• **WHAT YOU NEED TO DO**
Restate the whole listing exactly.

╭─ GIVEN INFORMATION

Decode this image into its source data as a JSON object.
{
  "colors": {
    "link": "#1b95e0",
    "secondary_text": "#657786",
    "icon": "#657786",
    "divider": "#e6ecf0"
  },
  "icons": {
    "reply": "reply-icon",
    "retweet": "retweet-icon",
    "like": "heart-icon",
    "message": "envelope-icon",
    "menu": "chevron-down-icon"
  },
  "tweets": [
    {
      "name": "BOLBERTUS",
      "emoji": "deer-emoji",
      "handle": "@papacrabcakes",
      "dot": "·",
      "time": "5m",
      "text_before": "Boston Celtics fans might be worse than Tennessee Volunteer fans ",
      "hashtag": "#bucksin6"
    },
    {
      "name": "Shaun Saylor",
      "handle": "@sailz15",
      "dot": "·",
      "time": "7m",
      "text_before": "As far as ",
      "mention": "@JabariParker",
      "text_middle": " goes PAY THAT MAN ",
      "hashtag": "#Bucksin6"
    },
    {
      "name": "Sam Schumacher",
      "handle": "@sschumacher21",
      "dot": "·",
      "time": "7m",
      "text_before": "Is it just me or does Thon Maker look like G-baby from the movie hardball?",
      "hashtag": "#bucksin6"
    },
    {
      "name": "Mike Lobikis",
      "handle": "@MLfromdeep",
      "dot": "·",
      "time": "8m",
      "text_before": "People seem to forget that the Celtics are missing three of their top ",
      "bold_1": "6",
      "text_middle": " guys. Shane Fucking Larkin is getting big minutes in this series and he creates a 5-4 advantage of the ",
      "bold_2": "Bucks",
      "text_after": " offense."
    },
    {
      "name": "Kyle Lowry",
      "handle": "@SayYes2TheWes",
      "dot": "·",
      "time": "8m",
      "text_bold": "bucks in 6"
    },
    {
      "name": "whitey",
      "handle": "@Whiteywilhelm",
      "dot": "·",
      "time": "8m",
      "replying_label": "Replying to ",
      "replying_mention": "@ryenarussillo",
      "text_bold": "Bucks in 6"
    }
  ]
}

╰─

• **TASK RESPONSE**
Decode this image into its source data as a JSON object.
{
  "colors": {
    "link": "#1b95e0",
    "secondary_text": "#657786",
    "icon": "#657786",
    "divider": "#e6ecf0"
  },
  "icons": {
    "reply": "reply-icon",
    "retweet": "retweet-icon",
    "like": "heart-icon",
    "message": "envelope-icon",
    "menu": "chevron-down-icon"
  },
  "tweets": [
    {
      "name": "BOLBERTUS",
      "emoji": "deer-emoji",
      "handle": "@papacrabcakes",
      "dot": "·",
      "time": "5m",
      "text_before": "Boston Celtics fans might be worse than Tennessee Volunteer fans ",
      "hashtag": "#bucksin6"
    },
    {
      "name": "Shaun Saylor",
      "handle": "@sailz15",
      "dot": "·",
      "time": "7m",
      "text_before": "As far as ",
      "mention": "@JabariParker",
      "text_middle": " goes PAY THAT MAN ",
      "hashtag": "#Bucksin6"
    },
    {
      "name": "Sam Schumacher",
      "handle": "@sschumacher21",
      "dot": "·",
      "time": "7m",
      "text_before": "Is it just me or does Thon Maker look like G-baby from the movie hardball?",
      "hashtag": "#bucksin6"
    },
    {
      "name": "Mike Lobikis",
      "handle": "@MLfromdeep",
      "dot": "·",
      "time": "8m",
      "text_before": "People seem to forget that the Celtics are missing three of their top ",
      "bold_1": "6",
      "text_middle": " guys. Shane Fucking Larkin is getting big minutes in this series and he creates a 5-4 advantage of the ",
      "bold_2": "Bucks",
      "text_after": " offense."
    },
    {
      "name": "Kyle Lowry",
      "handle": "@SayYes2TheWes",
      "dot": "·",
      "time": "8m",
      "text_bold": "bucks in 6"
    },
    {
      "name": "whitey",
      "handle": "@Whiteywilhelm",
      "dot": "·",
      "time": "8m",
      "replying_label": "Replying to ",
      "replying_mention": "@ryenarussillo",
      "text_bold": "Bucks in 6"
    }
  ]
}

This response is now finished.